Restate the whole of the material. Keep every word, and drop the pictures.

[Extracted records]
--- Start ---

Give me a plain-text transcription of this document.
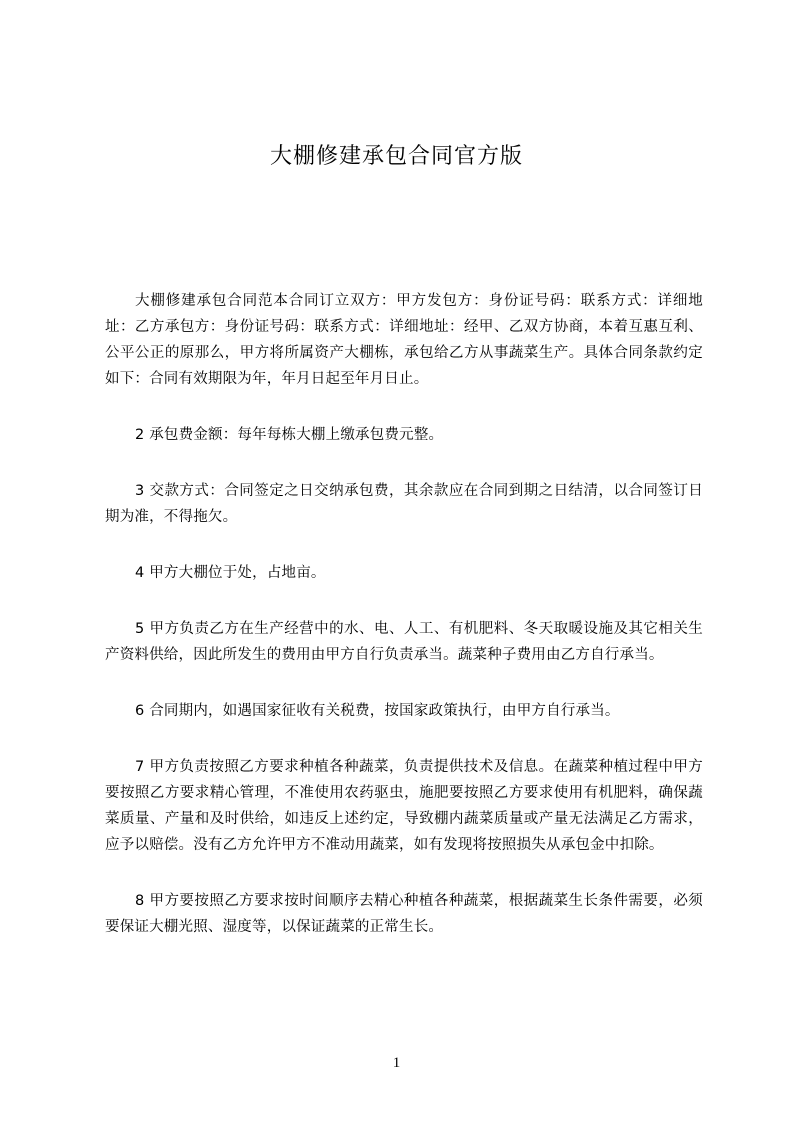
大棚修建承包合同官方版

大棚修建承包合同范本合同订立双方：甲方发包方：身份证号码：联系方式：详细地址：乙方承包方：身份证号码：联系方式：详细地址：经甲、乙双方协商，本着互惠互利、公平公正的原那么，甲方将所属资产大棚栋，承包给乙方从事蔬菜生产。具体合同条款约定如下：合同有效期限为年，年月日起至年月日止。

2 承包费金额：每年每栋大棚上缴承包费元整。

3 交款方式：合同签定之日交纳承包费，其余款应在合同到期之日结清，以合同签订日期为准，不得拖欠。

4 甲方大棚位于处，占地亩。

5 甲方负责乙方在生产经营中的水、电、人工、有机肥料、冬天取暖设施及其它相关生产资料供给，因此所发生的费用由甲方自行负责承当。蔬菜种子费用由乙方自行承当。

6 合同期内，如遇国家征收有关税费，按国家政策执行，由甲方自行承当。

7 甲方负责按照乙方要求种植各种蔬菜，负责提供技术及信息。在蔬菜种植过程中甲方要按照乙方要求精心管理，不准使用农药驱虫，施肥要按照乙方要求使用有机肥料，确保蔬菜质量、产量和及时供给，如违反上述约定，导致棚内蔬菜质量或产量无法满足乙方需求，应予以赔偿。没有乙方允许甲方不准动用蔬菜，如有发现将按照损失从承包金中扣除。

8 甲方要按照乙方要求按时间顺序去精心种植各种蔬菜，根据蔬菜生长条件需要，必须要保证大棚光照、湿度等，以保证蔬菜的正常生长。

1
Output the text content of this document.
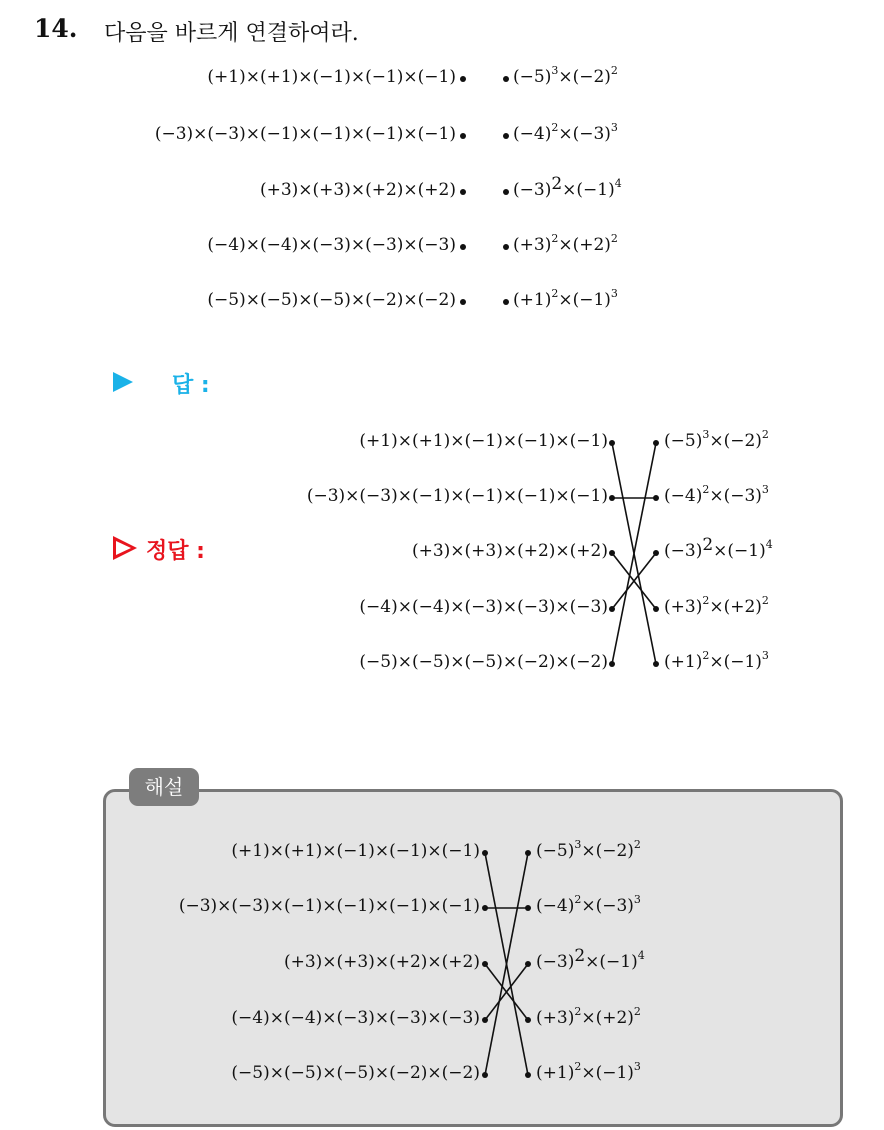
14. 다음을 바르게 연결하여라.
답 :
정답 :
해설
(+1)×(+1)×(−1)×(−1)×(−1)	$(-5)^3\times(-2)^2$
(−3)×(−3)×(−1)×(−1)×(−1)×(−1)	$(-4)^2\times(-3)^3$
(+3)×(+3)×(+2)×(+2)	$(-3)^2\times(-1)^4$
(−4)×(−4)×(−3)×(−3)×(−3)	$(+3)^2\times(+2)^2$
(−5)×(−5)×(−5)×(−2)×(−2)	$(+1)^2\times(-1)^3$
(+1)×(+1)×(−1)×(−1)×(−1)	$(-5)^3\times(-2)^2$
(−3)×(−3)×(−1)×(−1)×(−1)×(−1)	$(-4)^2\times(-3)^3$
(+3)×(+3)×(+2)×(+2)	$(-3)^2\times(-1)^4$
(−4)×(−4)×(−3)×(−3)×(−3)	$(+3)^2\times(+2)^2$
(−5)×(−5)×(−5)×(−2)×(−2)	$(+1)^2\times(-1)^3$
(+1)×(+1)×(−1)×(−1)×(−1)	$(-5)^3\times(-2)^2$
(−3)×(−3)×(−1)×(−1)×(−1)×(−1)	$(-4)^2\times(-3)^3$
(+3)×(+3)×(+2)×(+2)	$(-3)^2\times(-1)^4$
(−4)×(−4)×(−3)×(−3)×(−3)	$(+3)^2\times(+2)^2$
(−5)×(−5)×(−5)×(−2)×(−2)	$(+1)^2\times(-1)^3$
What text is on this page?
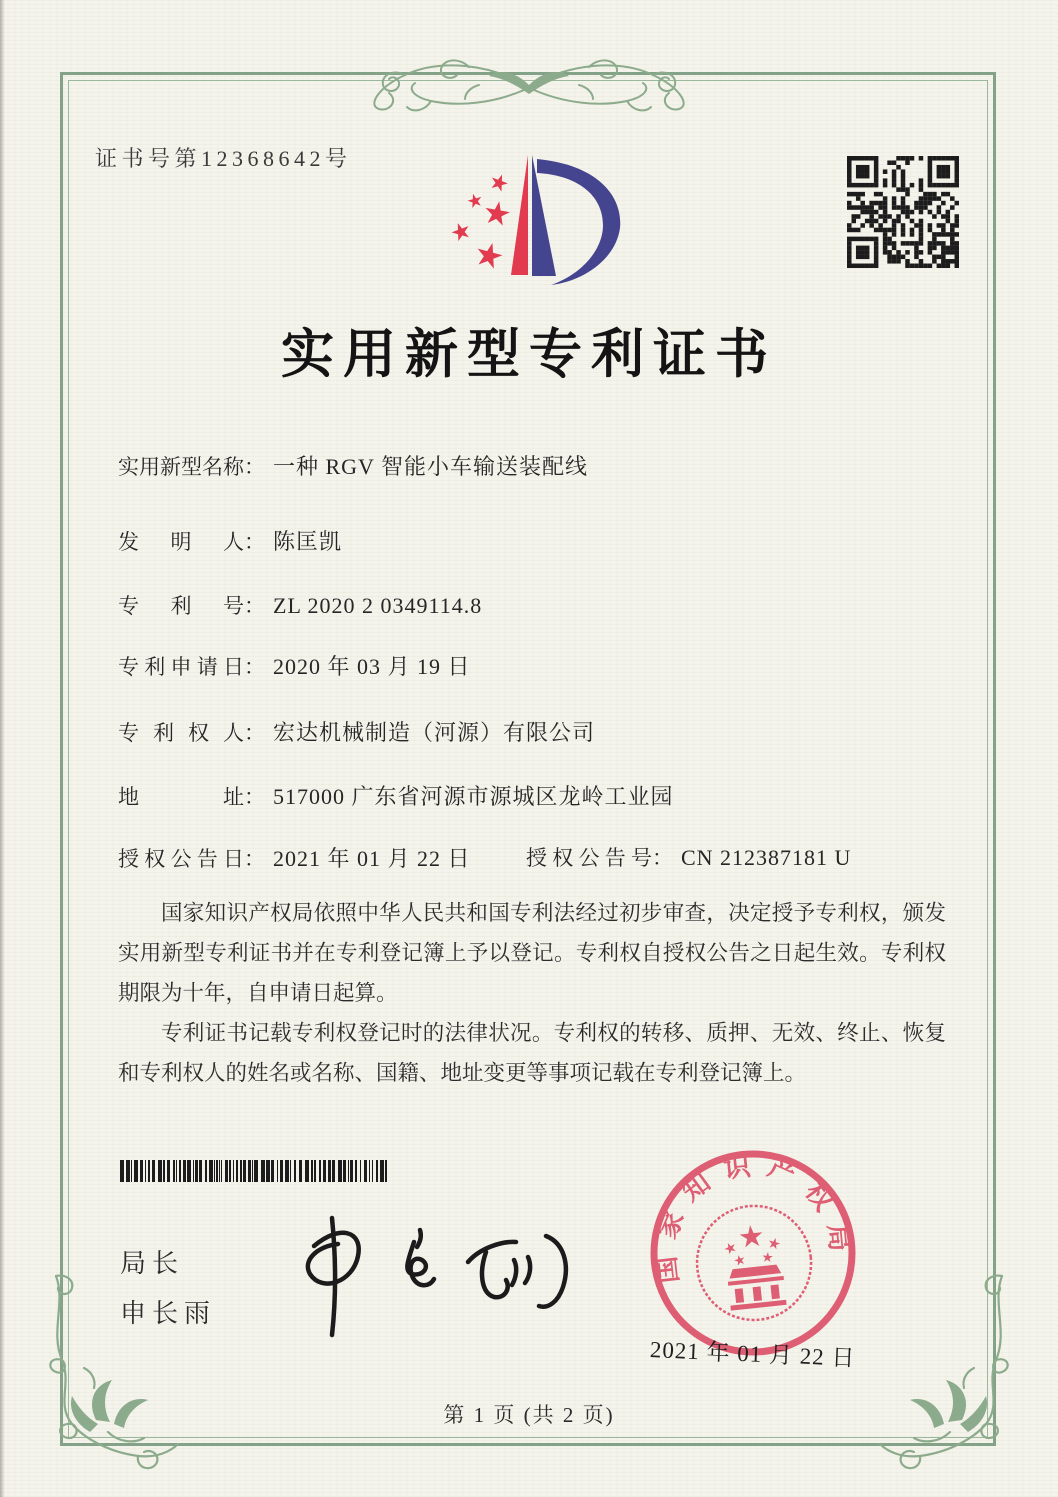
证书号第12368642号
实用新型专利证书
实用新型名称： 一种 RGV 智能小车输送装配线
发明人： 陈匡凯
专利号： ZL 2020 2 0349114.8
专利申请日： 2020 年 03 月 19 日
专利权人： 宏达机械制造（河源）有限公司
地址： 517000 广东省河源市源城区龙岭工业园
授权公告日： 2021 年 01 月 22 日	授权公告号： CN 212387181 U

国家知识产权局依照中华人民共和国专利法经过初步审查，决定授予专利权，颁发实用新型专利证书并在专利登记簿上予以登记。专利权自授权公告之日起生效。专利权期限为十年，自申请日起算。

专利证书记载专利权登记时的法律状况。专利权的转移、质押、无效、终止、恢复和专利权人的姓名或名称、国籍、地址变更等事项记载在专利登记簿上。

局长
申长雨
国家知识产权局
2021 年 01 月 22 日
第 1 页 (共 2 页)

--- End ---

§ **RESPONSE TO THE EXERCISE**
Give me a plain-text transcription of this document.
大棚修建承包合同官方版

大棚修建承包合同范本合同订立双方：甲方发包方：身份证号码：联系方式：详细地址：乙方承包方：身份证号码：联系方式：详细地址：经甲、乙双方协商，本着互惠互利、公平公正的原那么，甲方将所属资产大棚栋，承包给乙方从事蔬菜生产。具体合同条款约定如下：合同有效期限为年，年月日起至年月日止。

2 承包费金额：每年每栋大棚上缴承包费元整。

3 交款方式：合同签定之日交纳承包费，其余款应在合同到期之日结清，以合同签订日期为准，不得拖欠。

4 甲方大棚位于处，占地亩。

5 甲方负责乙方在生产经营中的水、电、人工、有机肥料、冬天取暖设施及其它相关生产资料供给，因此所发生的费用由甲方自行负责承当。蔬菜种子费用由乙方自行承当。

6 合同期内，如遇国家征收有关税费，按国家政策执行，由甲方自行承当。

7 甲方负责按照乙方要求种植各种蔬菜，负责提供技术及信息。在蔬菜种植过程中甲方要按照乙方要求精心管理，不准使用农药驱虫，施肥要按照乙方要求使用有机肥料，确保蔬菜质量、产量和及时供给，如违反上述约定，导致棚内蔬菜质量或产量无法满足乙方需求，应予以赔偿。没有乙方允许甲方不准动用蔬菜，如有发现将按照损失从承包金中扣除。

8 甲方要按照乙方要求按时间顺序去精心种植各种蔬菜，根据蔬菜生长条件需要，必须要保证大棚光照、湿度等，以保证蔬菜的正常生长。

1
Output the text content of this document.
14. 다음을 바르게 연결하여라.
답 :
정답 :
해설
(+1)×(+1)×(−1)×(−1)×(−1)	$(-5)^3\times(-2)^2$
(−3)×(−3)×(−1)×(−1)×(−1)×(−1)	$(-4)^2\times(-3)^3$
(+3)×(+3)×(+2)×(+2)	$(-3)^2\times(-1)^4$
(−4)×(−4)×(−3)×(−3)×(−3)	$(+3)^2\times(+2)^2$
(−5)×(−5)×(−5)×(−2)×(−2)	$(+1)^2\times(-1)^3$
(+1)×(+1)×(−1)×(−1)×(−1)	$(-5)^3\times(-2)^2$
(−3)×(−3)×(−1)×(−1)×(−1)×(−1)	$(-4)^2\times(-3)^3$
(+3)×(+3)×(+2)×(+2)	$(-3)^2\times(-1)^4$
(−4)×(−4)×(−3)×(−3)×(−3)	$(+3)^2\times(+2)^2$
(−5)×(−5)×(−5)×(−2)×(−2)	$(+1)^2\times(-1)^3$
(+1)×(+1)×(−1)×(−1)×(−1)	$(-5)^3\times(-2)^2$
(−3)×(−3)×(−1)×(−1)×(−1)×(−1)	$(-4)^2\times(-3)^3$
(+3)×(+3)×(+2)×(+2)	$(-3)^2\times(-1)^4$
(−4)×(−4)×(−3)×(−3)×(−3)	$(+3)^2\times(+2)^2$
(−5)×(−5)×(−5)×(−2)×(−2)	$(+1)^2\times(-1)^3$
What text is on this page?
证书号第12368642号
实用新型专利证书
实用新型名称： 一种 RGV 智能小车输送装配线
发明人： 陈匡凯
专利号： ZL 2020 2 0349114.8
专利申请日： 2020 年 03 月 19 日
专利权人： 宏达机械制造（河源）有限公司
地址： 517000 广东省河源市源城区龙岭工业园
授权公告日： 2021 年 01 月 22 日	授权公告号： CN 212387181 U

国家知识产权局依照中华人民共和国专利法经过初步审查，决定授予专利权，颁发实用新型专利证书并在专利登记簿上予以登记。专利权自授权公告之日起生效。专利权期限为十年，自申请日起算。

专利证书记载专利权登记时的法律状况。专利权的转移、质押、无效、终止、恢复和专利权人的姓名或名称、国籍、地址变更等事项记载在专利登记簿上。

局长
申长雨
国家知识产权局
2021 年 01 月 22 日
第 1 页 (共 2 页)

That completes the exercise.